Material:
★ ★ ★
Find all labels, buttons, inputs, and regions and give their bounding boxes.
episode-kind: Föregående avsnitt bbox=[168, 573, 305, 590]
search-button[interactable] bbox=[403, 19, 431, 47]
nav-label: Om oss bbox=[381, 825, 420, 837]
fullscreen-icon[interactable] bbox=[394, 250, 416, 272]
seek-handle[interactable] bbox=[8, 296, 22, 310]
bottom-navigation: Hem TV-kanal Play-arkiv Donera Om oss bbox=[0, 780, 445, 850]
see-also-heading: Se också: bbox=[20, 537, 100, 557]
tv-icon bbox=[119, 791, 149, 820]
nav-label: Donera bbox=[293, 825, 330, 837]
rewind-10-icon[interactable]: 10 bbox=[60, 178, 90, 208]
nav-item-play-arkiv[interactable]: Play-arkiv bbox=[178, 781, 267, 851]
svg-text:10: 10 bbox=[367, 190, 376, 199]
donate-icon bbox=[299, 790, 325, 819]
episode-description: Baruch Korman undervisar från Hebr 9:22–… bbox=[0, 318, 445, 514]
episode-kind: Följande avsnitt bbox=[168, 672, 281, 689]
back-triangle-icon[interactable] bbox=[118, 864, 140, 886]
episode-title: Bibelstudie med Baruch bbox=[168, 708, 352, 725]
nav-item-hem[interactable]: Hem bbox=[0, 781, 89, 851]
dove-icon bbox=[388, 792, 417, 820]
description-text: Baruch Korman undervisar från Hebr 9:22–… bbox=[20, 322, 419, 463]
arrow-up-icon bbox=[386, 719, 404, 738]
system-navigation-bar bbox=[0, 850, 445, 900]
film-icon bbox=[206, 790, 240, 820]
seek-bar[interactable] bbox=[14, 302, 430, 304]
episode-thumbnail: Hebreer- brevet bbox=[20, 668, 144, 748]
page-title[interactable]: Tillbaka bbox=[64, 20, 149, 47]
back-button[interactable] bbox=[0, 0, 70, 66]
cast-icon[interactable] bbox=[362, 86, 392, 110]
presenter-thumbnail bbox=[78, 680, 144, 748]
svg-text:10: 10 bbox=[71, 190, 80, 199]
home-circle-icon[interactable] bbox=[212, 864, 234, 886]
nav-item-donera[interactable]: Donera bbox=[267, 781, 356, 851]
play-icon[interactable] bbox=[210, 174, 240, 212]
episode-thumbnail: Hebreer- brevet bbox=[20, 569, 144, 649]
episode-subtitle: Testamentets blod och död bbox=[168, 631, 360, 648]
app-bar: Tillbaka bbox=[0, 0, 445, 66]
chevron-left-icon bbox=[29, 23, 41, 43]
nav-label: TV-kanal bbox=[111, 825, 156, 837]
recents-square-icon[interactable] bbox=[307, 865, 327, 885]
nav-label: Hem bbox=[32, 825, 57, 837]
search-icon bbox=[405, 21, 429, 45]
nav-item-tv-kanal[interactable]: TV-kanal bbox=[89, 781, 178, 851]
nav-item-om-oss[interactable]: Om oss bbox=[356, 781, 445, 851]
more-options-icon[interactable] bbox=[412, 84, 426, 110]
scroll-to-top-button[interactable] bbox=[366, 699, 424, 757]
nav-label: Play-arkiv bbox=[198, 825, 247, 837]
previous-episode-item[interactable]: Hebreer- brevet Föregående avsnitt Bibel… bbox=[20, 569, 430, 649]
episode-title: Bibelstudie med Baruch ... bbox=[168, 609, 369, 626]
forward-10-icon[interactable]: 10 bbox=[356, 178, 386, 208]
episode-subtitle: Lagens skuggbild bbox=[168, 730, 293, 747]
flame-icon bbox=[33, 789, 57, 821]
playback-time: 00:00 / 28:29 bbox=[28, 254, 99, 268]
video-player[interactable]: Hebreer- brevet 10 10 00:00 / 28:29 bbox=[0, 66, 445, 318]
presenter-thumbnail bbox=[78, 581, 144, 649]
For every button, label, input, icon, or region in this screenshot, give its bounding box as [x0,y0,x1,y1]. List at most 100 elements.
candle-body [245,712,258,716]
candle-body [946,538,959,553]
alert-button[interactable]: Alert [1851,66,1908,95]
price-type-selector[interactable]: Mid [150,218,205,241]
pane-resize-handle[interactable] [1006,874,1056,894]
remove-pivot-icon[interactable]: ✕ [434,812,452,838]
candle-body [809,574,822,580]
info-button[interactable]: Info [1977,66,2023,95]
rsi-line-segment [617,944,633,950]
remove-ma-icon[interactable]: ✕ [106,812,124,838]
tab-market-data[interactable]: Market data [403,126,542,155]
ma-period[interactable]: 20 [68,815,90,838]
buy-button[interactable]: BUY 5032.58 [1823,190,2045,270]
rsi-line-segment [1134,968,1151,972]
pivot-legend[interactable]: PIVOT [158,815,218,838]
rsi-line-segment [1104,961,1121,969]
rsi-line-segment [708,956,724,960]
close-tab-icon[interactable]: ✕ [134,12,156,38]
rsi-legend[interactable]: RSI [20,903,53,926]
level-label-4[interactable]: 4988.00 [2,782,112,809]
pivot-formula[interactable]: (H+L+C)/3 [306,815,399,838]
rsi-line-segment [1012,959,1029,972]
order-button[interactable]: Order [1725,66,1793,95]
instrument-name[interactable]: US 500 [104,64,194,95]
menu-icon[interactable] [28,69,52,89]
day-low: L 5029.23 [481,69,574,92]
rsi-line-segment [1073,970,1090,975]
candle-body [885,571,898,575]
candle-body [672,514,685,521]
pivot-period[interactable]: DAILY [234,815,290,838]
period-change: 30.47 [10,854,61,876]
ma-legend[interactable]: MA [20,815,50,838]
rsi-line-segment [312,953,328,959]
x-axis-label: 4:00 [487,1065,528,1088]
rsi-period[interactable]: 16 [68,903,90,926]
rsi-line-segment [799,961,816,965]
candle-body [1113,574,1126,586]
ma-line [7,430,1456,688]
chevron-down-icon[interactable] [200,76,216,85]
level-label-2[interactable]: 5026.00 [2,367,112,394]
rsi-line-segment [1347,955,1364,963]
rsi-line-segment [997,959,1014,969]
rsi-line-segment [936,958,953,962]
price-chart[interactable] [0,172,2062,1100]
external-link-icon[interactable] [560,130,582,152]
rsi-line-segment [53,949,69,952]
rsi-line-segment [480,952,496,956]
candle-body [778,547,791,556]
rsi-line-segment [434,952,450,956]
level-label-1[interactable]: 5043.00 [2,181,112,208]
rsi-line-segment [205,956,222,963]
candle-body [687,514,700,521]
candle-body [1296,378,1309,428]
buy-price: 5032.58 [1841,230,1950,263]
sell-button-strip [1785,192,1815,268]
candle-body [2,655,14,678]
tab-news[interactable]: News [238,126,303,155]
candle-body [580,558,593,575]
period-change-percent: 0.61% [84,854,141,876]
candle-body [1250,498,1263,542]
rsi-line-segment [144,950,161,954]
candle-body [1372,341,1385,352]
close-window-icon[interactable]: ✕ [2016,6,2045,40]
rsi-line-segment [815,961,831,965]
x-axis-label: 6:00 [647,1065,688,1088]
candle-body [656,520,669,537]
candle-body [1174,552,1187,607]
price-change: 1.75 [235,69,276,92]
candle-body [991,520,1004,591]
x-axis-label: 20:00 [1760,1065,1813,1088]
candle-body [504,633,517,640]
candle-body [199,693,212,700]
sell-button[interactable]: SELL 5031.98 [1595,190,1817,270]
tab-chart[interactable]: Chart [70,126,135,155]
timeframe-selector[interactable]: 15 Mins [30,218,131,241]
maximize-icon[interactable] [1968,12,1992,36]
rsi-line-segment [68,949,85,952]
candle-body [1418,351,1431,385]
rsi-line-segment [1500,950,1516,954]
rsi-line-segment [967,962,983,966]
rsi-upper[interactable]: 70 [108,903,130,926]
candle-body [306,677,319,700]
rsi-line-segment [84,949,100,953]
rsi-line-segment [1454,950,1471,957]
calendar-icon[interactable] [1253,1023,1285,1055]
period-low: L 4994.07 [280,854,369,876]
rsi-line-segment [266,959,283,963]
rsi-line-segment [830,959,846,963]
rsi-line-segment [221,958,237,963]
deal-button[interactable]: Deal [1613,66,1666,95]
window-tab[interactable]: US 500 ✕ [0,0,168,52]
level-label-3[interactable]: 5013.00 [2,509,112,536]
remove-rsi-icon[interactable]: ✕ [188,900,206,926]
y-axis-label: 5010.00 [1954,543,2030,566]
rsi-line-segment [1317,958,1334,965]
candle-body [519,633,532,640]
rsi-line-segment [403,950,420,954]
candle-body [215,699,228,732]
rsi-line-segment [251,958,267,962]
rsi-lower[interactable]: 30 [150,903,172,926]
★ ★ ★
Work to complete: Reproduce the listing from its first line through the line holding "episode-description: Baruch Korman", inclusive, replacing "nav-label" with "tab-label" and changing nothing else.

Written answer:
Find all labels, buttons, inputs, and regions and give their bounding boxes.
episode-kind: Föregående avsnitt bbox=[168, 573, 305, 590]
search-button[interactable] bbox=[403, 19, 431, 47]
tab-label: Om oss bbox=[381, 825, 420, 837]
fullscreen-icon[interactable] bbox=[394, 250, 416, 272]
seek-handle[interactable] bbox=[8, 296, 22, 310]
bottom-navigation: Hem TV-kanal Play-arkiv Donera Om oss bbox=[0, 780, 445, 850]
see-also-heading: Se också: bbox=[20, 537, 100, 557]
tv-icon bbox=[119, 791, 149, 820]
tab-label: Donera bbox=[293, 825, 330, 837]
rewind-10-icon[interactable]: 10 bbox=[60, 178, 90, 208]
nav-item-play-arkiv[interactable]: Play-arkiv bbox=[178, 781, 267, 851]
svg-text:10: 10 bbox=[367, 190, 376, 199]
donate-icon bbox=[299, 790, 325, 819]
episode-description: Baruch Korman undervisar från Hebr 9:22–… bbox=[0, 318, 445, 514]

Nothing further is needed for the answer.